• [EXERCISE OBJECTIVE] Make an exact copy of the listing below.
+ + + + + + +
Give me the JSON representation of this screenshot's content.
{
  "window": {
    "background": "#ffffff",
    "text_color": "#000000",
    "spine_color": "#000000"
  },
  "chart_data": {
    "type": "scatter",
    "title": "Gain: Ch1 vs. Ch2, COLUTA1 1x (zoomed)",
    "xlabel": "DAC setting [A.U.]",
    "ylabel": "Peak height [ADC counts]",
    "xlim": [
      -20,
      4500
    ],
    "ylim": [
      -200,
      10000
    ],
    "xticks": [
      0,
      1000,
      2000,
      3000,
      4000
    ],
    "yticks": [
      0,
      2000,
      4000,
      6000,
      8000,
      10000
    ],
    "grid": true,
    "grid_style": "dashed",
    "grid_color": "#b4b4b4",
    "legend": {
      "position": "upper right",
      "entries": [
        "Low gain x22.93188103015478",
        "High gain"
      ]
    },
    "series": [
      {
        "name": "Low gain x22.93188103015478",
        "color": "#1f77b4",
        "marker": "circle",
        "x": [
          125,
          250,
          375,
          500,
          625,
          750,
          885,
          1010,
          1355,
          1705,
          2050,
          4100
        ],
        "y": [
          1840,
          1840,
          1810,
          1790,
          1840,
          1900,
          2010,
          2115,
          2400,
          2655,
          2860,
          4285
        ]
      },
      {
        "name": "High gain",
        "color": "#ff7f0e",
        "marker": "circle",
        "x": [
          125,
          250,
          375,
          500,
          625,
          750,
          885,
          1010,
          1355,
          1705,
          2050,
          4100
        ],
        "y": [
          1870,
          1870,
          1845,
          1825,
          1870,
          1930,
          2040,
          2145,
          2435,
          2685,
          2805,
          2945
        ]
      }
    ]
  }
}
+ + + + + + +
• [SOLUTION]
Give me the JSON representation of this screenshot's content.
{
  "window": {
    "background": "#ffffff",
    "text_color": "#000000",
    "spine_color": "#000000"
  },
  "chart_data": {
    "type": "scatter",
    "title": "Gain: Ch1 vs. Ch2, COLUTA1 1x (zoomed)",
    "xlabel": "DAC setting [A.U.]",
    "ylabel": "Peak height [ADC counts]",
    "xlim": [
      -20,
      4500
    ],
    "ylim": [
      -200,
      10000
    ],
    "xticks": [
      0,
      1000,
      2000,
      3000,
      4000
    ],
    "yticks": [
      0,
      2000,
      4000,
      6000,
      8000,
      10000
    ],
    "grid": true,
    "grid_style": "dashed",
    "grid_color": "#b4b4b4",
    "legend": {
      "position": "upper right",
      "entries": [
        "Low gain x22.93188103015478",
        "High gain"
      ]
    },
    "series": [
      {
        "name": "Low gain x22.93188103015478",
        "color": "#1f77b4",
        "marker": "circle",
        "x": [
          125,
          250,
          375,
          500,
          625,
          750,
          885,
          1010,
          1355,
          1705,
          2050,
          4100
        ],
        "y": [
          1840,
          1840,
          1810,
          1790,
          1840,
          1900,
          2010,
          2115,
          2400,
          2655,
          2860,
          4285
        ]
      },
      {
        "name": "High gain",
        "color": "#ff7f0e",
        "marker": "circle",
        "x": [
          125,
          250,
          375,
          500,
          625,
          750,
          885,
          1010,
          1355,
          1705,
          2050,
          4100
        ],
        "y": [
          1870,
          1870,
          1845,
          1825,
          1870,
          1930,
          2040,
          2145,
          2435,
          2685,
          2805,
          2945
        ]
      }
    ]
  }
}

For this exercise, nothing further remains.